::: Input for this task
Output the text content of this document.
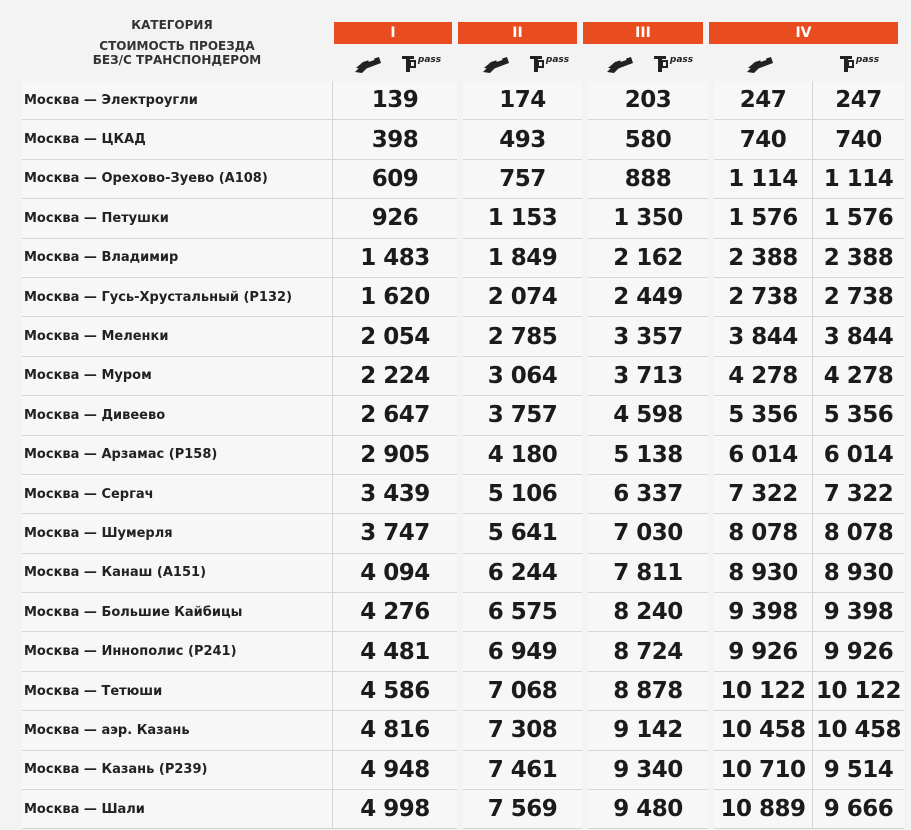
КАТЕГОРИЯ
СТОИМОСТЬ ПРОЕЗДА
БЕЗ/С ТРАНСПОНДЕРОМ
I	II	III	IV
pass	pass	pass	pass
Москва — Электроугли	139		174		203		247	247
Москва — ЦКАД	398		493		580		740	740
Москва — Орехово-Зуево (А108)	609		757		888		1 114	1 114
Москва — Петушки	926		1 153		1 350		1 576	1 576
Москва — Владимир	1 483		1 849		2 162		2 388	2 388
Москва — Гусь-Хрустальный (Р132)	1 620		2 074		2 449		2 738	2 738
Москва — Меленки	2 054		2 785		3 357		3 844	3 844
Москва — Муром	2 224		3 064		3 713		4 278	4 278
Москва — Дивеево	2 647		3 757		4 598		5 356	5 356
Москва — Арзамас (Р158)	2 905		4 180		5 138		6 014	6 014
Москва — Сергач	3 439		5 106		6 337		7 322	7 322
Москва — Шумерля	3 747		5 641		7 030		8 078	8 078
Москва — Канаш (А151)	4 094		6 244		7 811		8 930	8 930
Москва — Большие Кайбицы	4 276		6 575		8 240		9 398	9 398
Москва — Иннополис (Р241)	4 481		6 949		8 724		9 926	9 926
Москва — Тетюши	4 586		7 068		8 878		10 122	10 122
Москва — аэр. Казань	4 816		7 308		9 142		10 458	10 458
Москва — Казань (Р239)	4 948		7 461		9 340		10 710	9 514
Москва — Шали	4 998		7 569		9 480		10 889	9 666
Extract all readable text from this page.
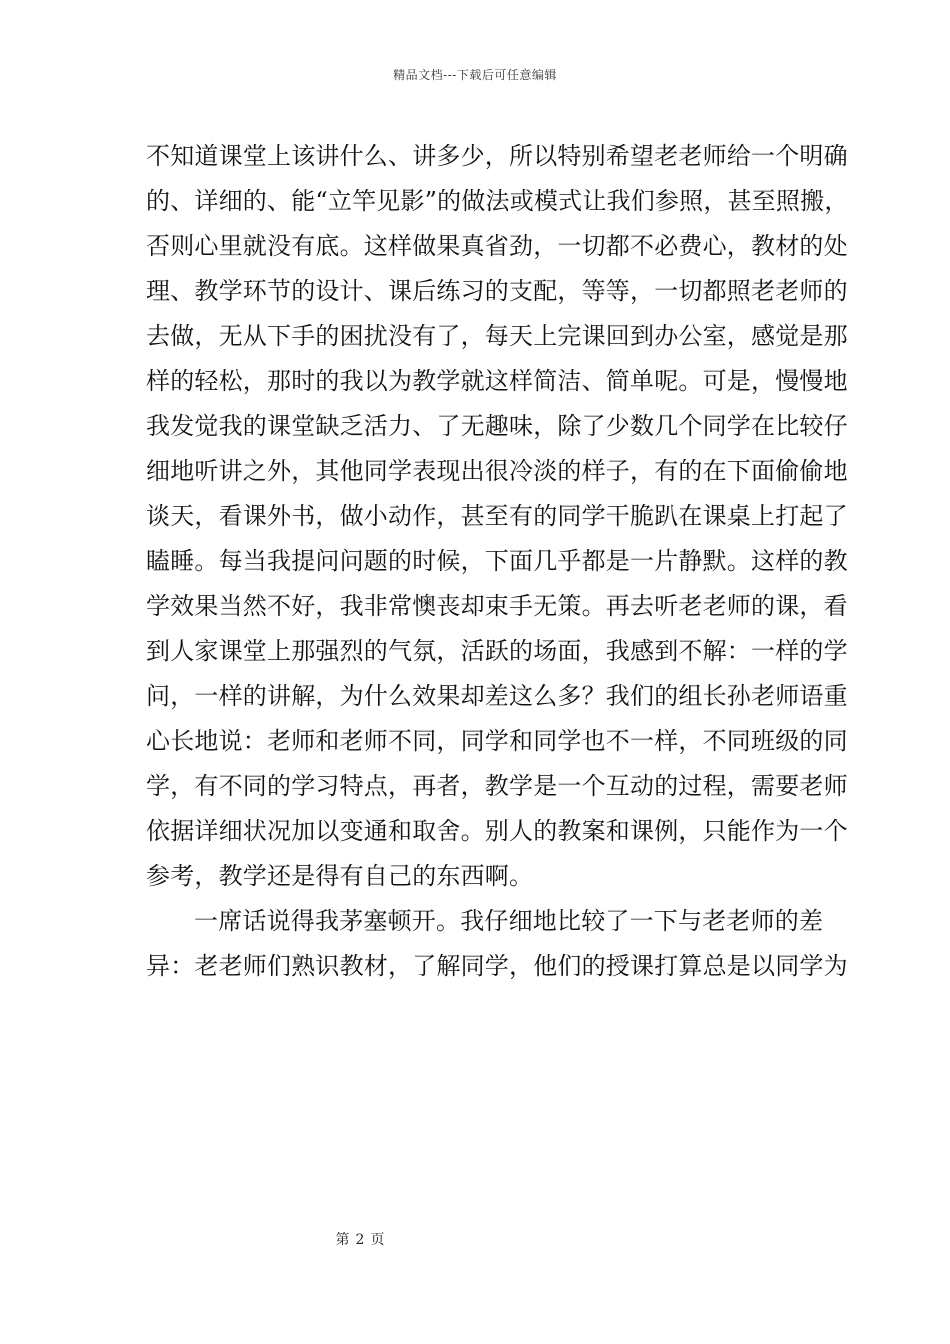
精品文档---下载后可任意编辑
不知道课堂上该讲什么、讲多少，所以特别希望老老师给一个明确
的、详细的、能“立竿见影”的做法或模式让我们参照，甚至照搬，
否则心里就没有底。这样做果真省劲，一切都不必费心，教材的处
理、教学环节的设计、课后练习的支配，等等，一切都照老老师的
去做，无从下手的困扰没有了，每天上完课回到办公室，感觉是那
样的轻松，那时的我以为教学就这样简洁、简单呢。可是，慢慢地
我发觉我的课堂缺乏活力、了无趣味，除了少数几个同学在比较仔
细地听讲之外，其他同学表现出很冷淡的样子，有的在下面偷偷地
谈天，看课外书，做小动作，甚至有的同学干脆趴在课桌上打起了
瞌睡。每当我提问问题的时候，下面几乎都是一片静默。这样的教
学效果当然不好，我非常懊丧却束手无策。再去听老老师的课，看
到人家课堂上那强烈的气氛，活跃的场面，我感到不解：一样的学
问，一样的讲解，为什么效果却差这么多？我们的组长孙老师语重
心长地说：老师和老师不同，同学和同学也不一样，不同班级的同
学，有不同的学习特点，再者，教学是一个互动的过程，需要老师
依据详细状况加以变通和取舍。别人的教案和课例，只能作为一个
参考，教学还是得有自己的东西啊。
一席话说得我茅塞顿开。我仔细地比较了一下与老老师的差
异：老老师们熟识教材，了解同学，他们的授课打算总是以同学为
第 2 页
::::::
Required task = Reproduce every line of the material precisely, omitting its pictures.

Complete response =
Output the text content of this document.
КАТЕГОРИЯ
СТОИМОСТЬ ПРОЕЗДА
БЕЗ/С ТРАНСПОНДЕРОМ
I	II	III	IV
pass	pass	pass	pass
Москва — Электроугли	139		174		203		247	247
Москва — ЦКАД	398		493		580		740	740
Москва — Орехово-Зуево (А108)	609		757		888		1 114	1 114
Москва — Петушки	926		1 153		1 350		1 576	1 576
Москва — Владимир	1 483		1 849		2 162		2 388	2 388
Москва — Гусь-Хрустальный (Р132)	1 620		2 074		2 449		2 738	2 738
Москва — Меленки	2 054		2 785		3 357		3 844	3 844
Москва — Муром	2 224		3 064		3 713		4 278	4 278
Москва — Дивеево	2 647		3 757		4 598		5 356	5 356
Москва — Арзамас (Р158)	2 905		4 180		5 138		6 014	6 014
Москва — Сергач	3 439		5 106		6 337		7 322	7 322
Москва — Шумерля	3 747		5 641		7 030		8 078	8 078
Москва — Канаш (А151)	4 094		6 244		7 811		8 930	8 930
Москва — Большие Кайбицы	4 276		6 575		8 240		9 398	9 398
Москва — Иннополис (Р241)	4 481		6 949		8 724		9 926	9 926
Москва — Тетюши	4 586		7 068		8 878		10 122	10 122
Москва — аэр. Казань	4 816		7 308		9 142		10 458	10 458
Москва — Казань (Р239)	4 948		7 461		9 340		10 710	9 514
Москва — Шали	4 998		7 569		9 480		10 889	9 666
Extract all readable text from this page.
精品文档---下载后可任意编辑
不知道课堂上该讲什么、讲多少，所以特别希望老老师给一个明确
的、详细的、能“立竿见影”的做法或模式让我们参照，甚至照搬，
否则心里就没有底。这样做果真省劲，一切都不必费心，教材的处
理、教学环节的设计、课后练习的支配，等等，一切都照老老师的
去做，无从下手的困扰没有了，每天上完课回到办公室，感觉是那
样的轻松，那时的我以为教学就这样简洁、简单呢。可是，慢慢地
我发觉我的课堂缺乏活力、了无趣味，除了少数几个同学在比较仔
细地听讲之外，其他同学表现出很冷淡的样子，有的在下面偷偷地
谈天，看课外书，做小动作，甚至有的同学干脆趴在课桌上打起了
瞌睡。每当我提问问题的时候，下面几乎都是一片静默。这样的教
学效果当然不好，我非常懊丧却束手无策。再去听老老师的课，看
到人家课堂上那强烈的气氛，活跃的场面，我感到不解：一样的学
问，一样的讲解，为什么效果却差这么多？我们的组长孙老师语重
心长地说：老师和老师不同，同学和同学也不一样，不同班级的同
学，有不同的学习特点，再者，教学是一个互动的过程，需要老师
依据详细状况加以变通和取舍。别人的教案和课例，只能作为一个
参考，教学还是得有自己的东西啊。
一席话说得我茅塞顿开。我仔细地比较了一下与老老师的差
异：老老师们熟识教材，了解同学，他们的授课打算总是以同学为
第 2 页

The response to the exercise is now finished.